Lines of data

━━━━━━

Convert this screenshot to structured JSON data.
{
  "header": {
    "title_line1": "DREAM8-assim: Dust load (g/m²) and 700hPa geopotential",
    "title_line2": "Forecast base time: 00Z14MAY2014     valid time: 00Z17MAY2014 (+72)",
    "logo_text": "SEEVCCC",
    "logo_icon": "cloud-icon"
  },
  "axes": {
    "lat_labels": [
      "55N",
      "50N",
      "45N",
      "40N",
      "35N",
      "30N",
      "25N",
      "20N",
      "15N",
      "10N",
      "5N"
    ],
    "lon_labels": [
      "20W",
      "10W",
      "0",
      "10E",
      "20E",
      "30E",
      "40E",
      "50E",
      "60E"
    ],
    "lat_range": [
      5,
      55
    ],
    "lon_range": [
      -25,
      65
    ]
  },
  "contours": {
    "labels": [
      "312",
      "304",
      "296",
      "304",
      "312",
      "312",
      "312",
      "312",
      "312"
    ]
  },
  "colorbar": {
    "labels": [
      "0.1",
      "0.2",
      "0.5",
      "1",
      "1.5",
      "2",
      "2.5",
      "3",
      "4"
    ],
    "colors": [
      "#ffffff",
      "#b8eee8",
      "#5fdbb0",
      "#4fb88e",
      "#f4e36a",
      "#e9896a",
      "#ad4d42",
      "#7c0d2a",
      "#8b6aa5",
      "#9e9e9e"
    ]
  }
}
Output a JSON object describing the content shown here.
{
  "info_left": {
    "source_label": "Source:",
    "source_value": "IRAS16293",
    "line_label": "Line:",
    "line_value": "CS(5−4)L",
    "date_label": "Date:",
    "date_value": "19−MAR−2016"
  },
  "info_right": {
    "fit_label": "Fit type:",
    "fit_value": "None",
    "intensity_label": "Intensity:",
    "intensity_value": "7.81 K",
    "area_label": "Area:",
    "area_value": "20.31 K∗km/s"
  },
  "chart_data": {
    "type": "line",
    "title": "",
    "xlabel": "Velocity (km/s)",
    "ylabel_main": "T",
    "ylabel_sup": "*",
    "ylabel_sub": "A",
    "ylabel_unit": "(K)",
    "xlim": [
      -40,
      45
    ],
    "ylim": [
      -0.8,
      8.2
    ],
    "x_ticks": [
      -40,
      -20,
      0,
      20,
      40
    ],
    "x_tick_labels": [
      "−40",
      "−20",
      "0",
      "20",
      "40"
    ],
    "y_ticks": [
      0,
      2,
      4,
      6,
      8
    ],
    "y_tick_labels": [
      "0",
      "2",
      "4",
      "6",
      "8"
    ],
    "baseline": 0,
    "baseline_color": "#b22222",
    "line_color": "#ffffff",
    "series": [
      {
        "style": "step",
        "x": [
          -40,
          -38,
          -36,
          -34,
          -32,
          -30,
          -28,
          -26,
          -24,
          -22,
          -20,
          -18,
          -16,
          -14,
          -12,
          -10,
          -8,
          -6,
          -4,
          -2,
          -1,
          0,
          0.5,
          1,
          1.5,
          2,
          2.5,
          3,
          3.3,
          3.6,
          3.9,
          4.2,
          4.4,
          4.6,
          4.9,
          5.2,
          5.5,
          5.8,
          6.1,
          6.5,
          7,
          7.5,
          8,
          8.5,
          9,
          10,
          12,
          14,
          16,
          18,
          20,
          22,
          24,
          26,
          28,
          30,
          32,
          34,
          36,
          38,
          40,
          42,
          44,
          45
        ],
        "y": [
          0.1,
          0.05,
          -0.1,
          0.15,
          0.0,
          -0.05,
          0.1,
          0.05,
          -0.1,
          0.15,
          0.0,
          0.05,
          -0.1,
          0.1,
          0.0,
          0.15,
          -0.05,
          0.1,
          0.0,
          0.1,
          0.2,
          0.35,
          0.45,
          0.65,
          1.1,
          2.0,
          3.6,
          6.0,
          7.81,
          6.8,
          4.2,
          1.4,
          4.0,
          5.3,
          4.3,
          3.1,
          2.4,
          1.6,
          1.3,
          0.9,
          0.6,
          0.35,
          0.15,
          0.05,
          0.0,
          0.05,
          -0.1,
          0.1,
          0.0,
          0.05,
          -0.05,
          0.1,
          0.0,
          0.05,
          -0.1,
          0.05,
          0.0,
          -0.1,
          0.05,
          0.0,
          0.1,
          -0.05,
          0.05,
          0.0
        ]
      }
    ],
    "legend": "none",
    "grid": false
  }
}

━━━━━━

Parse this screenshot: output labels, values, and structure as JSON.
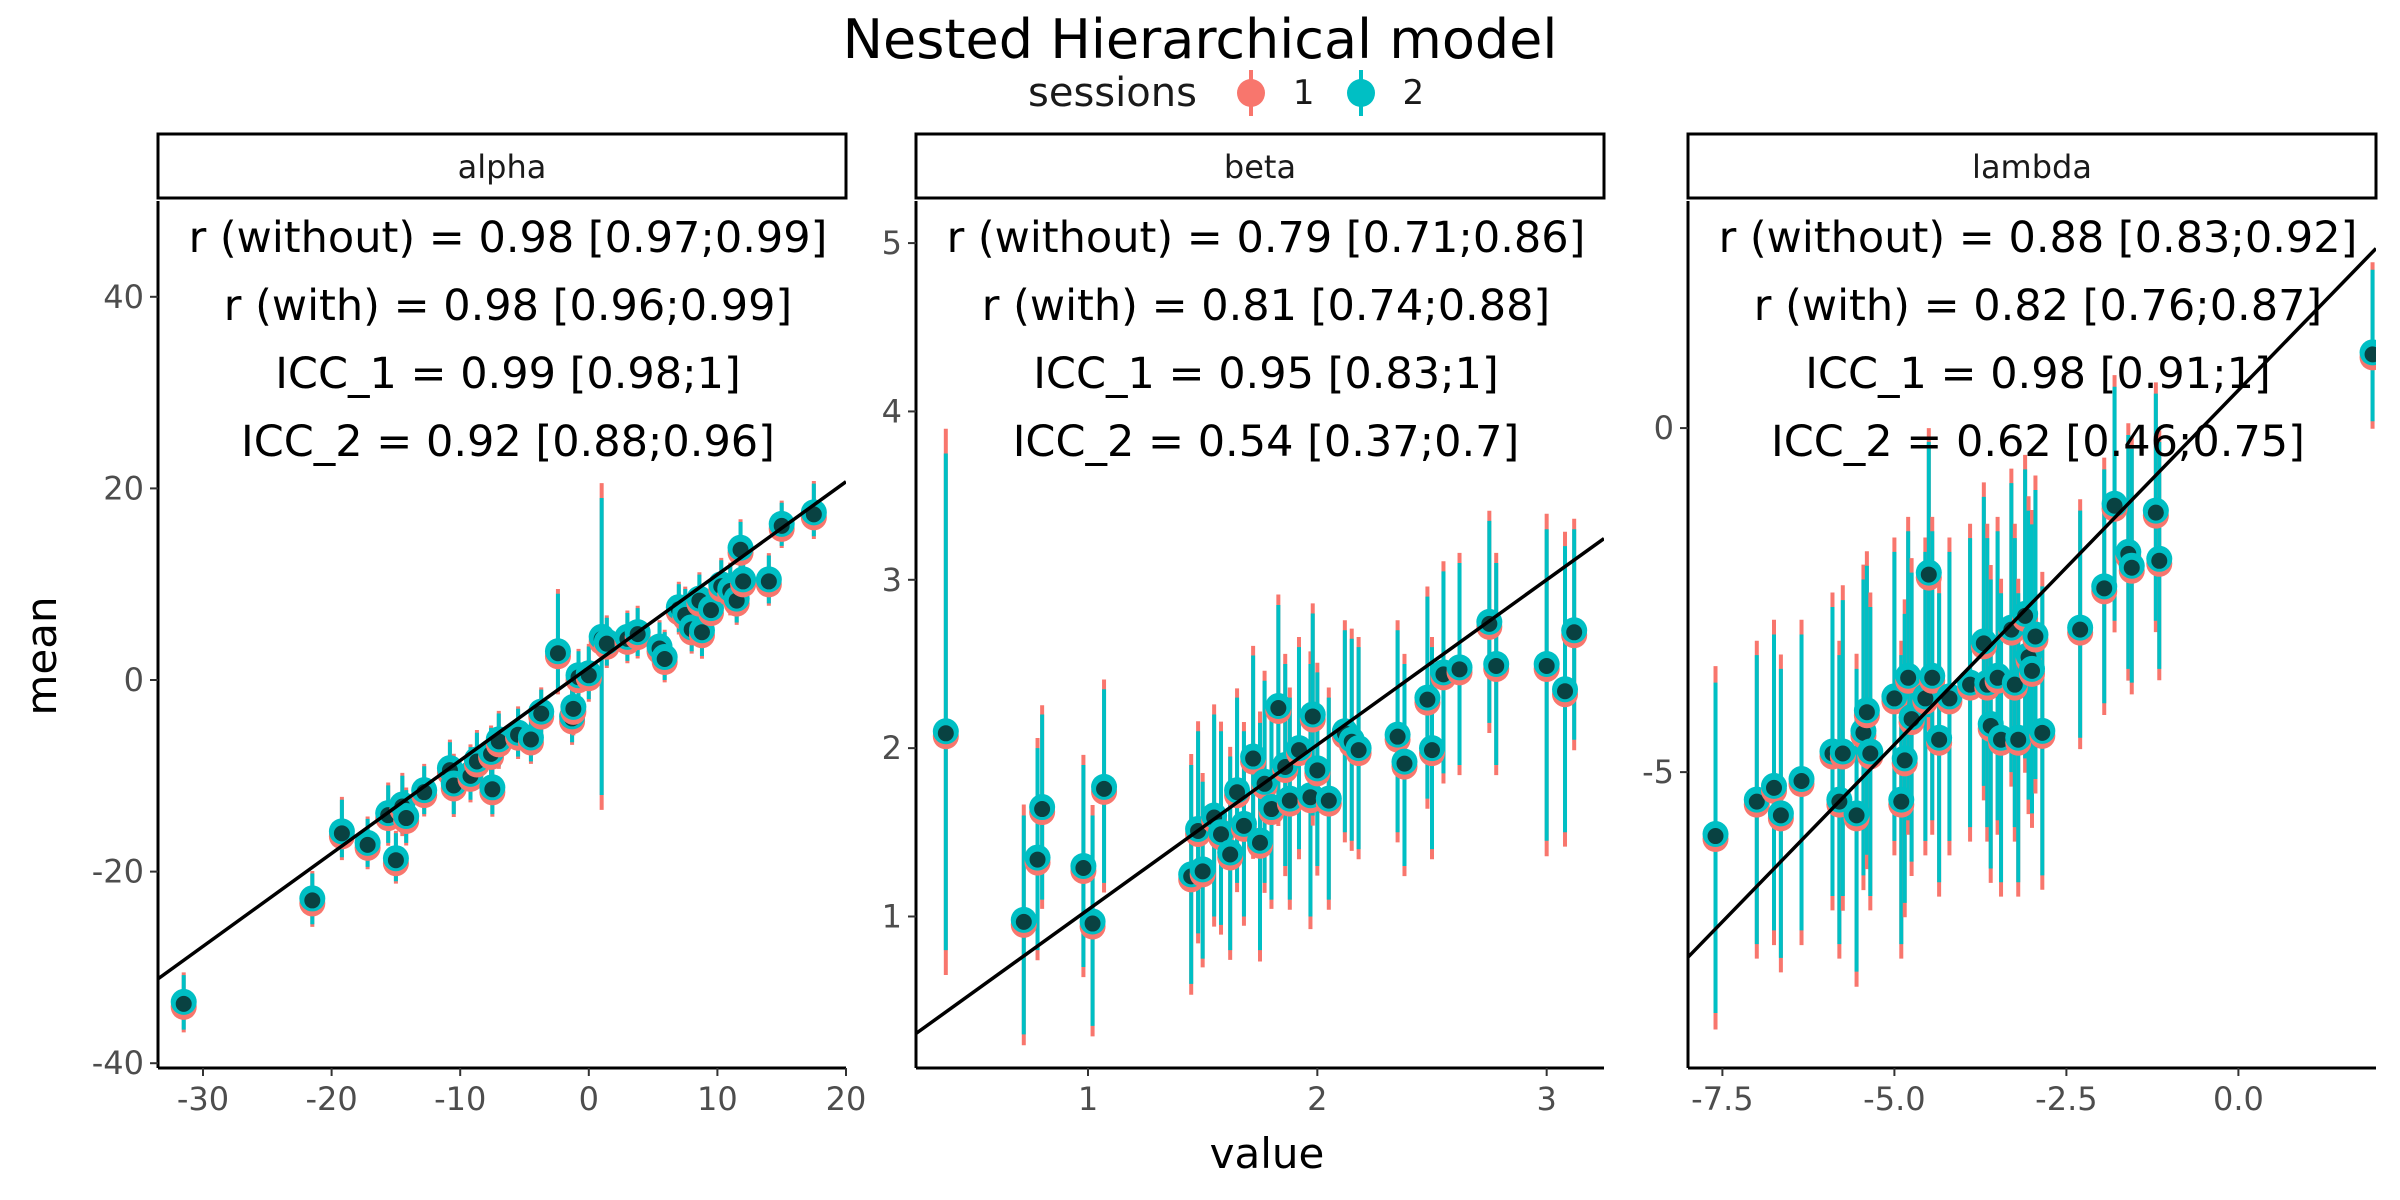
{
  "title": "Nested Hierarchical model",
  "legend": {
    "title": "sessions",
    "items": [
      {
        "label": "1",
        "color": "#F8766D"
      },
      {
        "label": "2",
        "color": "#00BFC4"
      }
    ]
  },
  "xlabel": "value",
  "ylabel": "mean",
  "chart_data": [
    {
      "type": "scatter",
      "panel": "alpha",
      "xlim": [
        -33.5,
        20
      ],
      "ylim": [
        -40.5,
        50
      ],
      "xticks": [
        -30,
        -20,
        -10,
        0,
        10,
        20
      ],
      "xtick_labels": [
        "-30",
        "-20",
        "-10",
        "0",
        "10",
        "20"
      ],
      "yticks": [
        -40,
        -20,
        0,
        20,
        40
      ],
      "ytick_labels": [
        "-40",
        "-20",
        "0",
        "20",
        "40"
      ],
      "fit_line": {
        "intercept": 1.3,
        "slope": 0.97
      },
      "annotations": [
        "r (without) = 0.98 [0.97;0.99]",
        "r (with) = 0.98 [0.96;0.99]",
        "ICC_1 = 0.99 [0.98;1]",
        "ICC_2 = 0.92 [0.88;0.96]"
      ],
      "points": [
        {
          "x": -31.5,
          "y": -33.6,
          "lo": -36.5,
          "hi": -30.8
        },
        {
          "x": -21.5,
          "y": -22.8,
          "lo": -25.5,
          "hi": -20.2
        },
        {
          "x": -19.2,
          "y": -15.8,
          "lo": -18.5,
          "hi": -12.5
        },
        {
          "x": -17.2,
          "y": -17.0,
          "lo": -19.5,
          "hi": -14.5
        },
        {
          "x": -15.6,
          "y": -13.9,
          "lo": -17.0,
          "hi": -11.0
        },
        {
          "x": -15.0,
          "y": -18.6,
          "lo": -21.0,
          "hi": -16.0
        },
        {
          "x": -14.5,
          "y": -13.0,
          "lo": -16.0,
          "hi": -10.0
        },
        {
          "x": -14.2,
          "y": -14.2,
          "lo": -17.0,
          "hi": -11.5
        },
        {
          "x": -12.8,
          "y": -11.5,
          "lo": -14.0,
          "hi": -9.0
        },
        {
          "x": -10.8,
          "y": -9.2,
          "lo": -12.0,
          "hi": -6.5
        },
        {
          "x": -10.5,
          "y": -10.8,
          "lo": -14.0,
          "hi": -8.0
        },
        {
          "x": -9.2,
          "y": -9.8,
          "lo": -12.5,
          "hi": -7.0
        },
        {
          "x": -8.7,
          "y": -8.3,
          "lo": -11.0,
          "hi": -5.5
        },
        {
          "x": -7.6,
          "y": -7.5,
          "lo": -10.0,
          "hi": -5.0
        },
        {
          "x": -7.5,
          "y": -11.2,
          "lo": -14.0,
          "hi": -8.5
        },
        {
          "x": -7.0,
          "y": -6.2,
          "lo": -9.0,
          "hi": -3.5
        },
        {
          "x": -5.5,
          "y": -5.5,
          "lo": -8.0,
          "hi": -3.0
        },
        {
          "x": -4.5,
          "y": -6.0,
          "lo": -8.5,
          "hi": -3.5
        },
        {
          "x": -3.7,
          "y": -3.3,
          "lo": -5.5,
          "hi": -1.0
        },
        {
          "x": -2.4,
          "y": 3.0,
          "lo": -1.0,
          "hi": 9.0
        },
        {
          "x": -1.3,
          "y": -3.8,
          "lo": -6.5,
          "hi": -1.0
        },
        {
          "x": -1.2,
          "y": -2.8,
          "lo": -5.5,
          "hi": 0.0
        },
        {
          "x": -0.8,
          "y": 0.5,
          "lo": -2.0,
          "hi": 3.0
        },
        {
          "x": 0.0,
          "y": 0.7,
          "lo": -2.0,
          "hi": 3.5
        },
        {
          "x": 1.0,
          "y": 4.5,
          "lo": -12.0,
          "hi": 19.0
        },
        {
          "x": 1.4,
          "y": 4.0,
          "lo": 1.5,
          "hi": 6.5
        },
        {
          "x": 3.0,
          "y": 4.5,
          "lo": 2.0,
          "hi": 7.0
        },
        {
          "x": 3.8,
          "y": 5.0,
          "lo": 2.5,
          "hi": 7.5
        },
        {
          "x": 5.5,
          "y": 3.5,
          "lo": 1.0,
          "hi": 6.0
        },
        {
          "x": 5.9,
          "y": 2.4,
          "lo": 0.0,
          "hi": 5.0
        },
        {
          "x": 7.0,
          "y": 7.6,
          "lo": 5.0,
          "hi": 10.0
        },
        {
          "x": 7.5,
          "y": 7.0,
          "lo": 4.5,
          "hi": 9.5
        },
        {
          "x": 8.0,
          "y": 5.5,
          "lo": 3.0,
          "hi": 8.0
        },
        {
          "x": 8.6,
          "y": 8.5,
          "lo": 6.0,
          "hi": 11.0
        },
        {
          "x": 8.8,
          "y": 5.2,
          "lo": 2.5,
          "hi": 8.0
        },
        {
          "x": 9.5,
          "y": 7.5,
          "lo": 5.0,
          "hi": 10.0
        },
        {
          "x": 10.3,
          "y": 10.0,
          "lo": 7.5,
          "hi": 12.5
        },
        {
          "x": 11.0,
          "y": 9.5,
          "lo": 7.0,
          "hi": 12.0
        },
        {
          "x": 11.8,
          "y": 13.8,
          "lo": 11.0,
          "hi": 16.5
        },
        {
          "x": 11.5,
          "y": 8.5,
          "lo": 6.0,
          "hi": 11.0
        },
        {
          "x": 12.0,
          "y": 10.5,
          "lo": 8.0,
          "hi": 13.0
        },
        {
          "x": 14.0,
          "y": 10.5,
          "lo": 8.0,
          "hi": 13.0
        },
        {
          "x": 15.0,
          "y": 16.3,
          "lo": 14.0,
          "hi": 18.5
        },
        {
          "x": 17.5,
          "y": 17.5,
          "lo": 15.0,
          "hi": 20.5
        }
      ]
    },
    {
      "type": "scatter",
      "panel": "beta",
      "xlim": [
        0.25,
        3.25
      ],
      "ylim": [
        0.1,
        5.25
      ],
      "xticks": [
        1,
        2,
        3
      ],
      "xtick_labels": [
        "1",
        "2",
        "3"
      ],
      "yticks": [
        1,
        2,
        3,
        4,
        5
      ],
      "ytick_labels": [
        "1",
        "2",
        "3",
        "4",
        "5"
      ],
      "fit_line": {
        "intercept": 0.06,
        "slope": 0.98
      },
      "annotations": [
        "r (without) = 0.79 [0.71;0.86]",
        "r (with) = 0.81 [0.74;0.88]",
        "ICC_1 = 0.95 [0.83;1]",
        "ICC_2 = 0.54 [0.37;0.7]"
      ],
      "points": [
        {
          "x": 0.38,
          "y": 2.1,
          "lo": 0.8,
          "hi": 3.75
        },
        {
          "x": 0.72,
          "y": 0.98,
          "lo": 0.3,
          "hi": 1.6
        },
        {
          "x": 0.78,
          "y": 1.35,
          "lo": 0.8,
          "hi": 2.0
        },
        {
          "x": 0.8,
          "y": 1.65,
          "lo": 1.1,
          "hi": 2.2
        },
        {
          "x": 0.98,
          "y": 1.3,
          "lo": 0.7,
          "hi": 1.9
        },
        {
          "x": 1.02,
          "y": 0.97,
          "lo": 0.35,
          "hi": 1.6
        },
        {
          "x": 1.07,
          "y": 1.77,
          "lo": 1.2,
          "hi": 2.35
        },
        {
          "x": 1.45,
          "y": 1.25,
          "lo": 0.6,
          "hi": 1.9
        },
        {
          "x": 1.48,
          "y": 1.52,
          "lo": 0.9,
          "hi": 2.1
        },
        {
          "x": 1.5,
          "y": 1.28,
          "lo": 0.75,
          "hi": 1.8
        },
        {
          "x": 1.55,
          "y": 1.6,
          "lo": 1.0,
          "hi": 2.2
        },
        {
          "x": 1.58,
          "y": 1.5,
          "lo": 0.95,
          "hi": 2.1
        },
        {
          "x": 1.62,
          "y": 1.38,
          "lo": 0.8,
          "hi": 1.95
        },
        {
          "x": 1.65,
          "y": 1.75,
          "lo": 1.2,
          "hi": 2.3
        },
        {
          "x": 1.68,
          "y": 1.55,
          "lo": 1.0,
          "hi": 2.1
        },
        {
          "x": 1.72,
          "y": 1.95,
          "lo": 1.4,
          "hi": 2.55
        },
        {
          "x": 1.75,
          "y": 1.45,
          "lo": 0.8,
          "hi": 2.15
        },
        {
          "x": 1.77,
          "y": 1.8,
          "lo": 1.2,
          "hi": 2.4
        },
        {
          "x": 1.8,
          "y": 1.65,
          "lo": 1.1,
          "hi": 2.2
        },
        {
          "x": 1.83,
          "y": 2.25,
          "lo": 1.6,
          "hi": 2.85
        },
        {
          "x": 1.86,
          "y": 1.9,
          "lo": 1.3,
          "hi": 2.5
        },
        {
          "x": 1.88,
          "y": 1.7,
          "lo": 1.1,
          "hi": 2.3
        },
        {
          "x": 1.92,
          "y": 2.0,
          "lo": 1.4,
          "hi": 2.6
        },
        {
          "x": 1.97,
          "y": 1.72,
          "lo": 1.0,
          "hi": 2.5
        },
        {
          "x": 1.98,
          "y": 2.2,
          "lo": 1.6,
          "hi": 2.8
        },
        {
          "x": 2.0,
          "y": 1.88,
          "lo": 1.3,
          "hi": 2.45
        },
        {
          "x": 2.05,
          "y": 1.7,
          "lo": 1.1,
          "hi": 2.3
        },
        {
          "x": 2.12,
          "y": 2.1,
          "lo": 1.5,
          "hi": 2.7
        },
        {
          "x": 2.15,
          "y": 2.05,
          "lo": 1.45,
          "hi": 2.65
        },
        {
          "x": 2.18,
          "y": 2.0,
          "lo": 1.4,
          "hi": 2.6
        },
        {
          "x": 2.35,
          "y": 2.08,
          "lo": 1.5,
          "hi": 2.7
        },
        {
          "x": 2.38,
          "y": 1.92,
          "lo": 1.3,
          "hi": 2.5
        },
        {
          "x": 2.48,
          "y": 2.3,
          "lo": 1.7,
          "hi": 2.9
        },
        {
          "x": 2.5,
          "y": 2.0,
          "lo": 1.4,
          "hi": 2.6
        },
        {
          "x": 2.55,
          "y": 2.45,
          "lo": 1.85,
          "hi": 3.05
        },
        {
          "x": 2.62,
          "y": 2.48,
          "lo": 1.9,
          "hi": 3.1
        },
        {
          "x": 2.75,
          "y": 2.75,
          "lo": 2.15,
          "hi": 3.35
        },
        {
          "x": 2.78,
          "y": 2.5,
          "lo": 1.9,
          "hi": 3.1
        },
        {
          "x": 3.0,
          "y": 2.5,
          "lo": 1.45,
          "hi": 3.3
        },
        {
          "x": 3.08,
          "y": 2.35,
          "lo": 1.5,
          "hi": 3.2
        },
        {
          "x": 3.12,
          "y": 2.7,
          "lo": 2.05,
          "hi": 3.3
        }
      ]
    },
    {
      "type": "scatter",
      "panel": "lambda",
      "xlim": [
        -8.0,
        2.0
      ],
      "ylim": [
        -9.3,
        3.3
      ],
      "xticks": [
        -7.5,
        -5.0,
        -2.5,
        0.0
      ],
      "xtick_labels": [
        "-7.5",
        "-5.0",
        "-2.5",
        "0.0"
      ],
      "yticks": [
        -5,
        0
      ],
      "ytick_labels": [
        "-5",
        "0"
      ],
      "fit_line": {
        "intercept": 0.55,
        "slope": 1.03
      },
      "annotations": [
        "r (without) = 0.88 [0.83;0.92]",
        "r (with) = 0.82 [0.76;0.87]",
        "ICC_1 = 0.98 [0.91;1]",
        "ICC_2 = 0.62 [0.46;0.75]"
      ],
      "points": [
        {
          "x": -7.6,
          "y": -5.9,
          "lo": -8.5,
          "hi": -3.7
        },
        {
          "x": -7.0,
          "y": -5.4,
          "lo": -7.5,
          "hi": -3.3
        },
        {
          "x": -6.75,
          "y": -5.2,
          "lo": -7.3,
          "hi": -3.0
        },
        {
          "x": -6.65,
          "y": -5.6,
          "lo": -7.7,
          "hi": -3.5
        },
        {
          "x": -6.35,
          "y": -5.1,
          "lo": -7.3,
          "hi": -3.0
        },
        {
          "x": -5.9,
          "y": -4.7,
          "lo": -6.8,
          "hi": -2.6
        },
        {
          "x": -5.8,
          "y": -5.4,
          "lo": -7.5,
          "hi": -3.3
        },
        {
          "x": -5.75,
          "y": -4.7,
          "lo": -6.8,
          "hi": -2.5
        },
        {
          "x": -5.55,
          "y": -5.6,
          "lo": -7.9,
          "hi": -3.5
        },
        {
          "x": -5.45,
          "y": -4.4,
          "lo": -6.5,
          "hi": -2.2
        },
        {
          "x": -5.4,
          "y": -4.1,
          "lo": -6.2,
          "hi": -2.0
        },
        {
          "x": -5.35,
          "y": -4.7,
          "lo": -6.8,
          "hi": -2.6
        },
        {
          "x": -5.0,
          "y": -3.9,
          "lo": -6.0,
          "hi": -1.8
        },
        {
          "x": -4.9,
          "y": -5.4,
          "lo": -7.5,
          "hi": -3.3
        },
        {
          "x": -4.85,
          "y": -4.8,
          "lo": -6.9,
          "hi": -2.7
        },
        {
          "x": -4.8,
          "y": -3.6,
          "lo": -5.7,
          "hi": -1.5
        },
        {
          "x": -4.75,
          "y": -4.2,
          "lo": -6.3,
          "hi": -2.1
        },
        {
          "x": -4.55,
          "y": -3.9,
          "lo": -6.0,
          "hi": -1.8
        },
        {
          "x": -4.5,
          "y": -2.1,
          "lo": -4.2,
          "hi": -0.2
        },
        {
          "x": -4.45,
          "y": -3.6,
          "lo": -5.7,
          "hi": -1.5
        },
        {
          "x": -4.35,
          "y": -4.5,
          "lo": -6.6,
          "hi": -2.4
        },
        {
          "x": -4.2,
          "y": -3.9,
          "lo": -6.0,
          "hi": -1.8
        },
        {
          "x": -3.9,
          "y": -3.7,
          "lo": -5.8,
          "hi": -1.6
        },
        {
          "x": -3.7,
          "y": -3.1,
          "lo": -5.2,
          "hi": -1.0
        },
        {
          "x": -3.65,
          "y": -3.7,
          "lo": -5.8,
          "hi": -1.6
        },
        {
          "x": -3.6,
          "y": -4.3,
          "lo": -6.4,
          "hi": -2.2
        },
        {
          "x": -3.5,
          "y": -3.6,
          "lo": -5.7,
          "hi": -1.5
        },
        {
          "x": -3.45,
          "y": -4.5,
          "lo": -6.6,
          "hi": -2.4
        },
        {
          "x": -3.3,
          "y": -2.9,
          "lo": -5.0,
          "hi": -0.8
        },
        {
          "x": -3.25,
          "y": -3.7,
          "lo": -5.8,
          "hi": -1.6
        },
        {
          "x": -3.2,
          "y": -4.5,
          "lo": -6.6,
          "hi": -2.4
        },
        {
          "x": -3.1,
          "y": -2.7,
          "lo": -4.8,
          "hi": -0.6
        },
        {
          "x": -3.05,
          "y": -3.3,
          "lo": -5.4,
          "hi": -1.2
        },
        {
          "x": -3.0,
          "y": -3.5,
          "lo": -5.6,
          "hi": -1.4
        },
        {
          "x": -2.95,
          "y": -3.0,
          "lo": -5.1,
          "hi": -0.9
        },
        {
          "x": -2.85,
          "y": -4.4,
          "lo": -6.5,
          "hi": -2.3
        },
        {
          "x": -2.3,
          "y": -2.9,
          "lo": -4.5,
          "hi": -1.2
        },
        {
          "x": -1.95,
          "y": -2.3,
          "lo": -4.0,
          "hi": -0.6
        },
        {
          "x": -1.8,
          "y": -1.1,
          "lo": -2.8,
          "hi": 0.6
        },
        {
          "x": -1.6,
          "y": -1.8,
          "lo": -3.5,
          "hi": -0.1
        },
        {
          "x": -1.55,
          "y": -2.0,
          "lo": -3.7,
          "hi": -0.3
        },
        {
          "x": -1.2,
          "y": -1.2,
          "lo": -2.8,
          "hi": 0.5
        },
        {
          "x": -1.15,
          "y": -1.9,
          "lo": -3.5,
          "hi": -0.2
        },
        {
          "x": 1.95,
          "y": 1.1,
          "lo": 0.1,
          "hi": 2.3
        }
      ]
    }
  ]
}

━━━━━━

■ **Set task**
Determine how many lines in the listing above hold the string "panel", then write only the number.

■ **Response to the task**
3